Give the number of lines in the listing that hold the word "greco". Write nothing but that number.
......
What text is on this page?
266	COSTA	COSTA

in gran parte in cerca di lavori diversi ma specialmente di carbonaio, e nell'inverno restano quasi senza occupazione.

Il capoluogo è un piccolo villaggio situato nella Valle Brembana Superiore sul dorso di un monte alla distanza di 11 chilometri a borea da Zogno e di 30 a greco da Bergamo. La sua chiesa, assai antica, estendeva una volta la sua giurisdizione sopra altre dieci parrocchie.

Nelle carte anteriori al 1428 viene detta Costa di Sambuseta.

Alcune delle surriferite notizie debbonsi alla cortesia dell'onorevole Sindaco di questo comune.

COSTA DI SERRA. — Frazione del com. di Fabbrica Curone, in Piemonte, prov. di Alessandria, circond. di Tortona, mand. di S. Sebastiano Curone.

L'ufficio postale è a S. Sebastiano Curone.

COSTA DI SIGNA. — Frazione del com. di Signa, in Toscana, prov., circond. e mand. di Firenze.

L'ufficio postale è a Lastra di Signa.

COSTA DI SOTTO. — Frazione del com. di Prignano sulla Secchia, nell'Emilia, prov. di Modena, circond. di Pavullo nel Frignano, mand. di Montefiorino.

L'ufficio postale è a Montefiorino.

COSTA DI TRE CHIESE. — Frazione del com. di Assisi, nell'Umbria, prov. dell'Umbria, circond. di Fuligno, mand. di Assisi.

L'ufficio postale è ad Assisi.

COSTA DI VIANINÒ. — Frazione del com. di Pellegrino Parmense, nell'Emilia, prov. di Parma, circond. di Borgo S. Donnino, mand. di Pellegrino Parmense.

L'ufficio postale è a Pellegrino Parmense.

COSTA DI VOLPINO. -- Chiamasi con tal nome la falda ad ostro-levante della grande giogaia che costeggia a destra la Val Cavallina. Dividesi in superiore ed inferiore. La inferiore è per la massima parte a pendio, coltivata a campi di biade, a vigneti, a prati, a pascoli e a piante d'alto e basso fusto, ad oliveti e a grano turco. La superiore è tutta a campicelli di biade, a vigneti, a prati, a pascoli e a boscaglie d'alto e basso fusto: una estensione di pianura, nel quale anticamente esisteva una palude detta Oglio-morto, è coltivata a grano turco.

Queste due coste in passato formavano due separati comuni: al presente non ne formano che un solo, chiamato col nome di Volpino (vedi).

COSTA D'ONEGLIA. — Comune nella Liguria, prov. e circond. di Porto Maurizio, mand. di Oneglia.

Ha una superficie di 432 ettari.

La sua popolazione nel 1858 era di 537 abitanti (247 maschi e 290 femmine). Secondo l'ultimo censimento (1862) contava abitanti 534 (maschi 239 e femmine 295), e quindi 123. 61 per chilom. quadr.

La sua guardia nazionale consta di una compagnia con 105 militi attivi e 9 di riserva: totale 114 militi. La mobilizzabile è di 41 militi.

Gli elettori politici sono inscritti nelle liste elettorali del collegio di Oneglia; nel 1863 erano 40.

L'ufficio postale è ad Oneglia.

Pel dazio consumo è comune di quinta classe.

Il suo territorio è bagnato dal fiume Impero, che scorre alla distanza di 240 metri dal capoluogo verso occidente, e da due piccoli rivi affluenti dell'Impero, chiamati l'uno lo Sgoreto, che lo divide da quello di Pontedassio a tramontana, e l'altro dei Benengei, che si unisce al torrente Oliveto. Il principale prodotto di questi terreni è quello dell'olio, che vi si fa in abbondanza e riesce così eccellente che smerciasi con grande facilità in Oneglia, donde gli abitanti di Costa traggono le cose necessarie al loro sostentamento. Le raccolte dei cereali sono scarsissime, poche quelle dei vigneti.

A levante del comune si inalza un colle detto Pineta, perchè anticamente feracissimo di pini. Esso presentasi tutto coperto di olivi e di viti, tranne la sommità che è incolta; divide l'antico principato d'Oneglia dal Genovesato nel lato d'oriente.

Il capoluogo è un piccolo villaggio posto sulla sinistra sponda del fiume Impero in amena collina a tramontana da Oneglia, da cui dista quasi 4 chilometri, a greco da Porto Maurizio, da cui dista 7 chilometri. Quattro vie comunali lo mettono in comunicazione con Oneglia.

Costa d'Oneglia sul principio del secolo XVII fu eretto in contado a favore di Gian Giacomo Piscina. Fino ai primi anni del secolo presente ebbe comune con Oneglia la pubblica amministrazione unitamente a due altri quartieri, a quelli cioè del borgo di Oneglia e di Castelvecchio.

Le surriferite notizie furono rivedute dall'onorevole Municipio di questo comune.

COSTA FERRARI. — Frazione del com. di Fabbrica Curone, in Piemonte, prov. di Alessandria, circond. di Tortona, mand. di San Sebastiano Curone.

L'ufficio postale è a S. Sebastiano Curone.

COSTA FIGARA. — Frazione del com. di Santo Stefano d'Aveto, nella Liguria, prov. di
......
> **Correct output**
2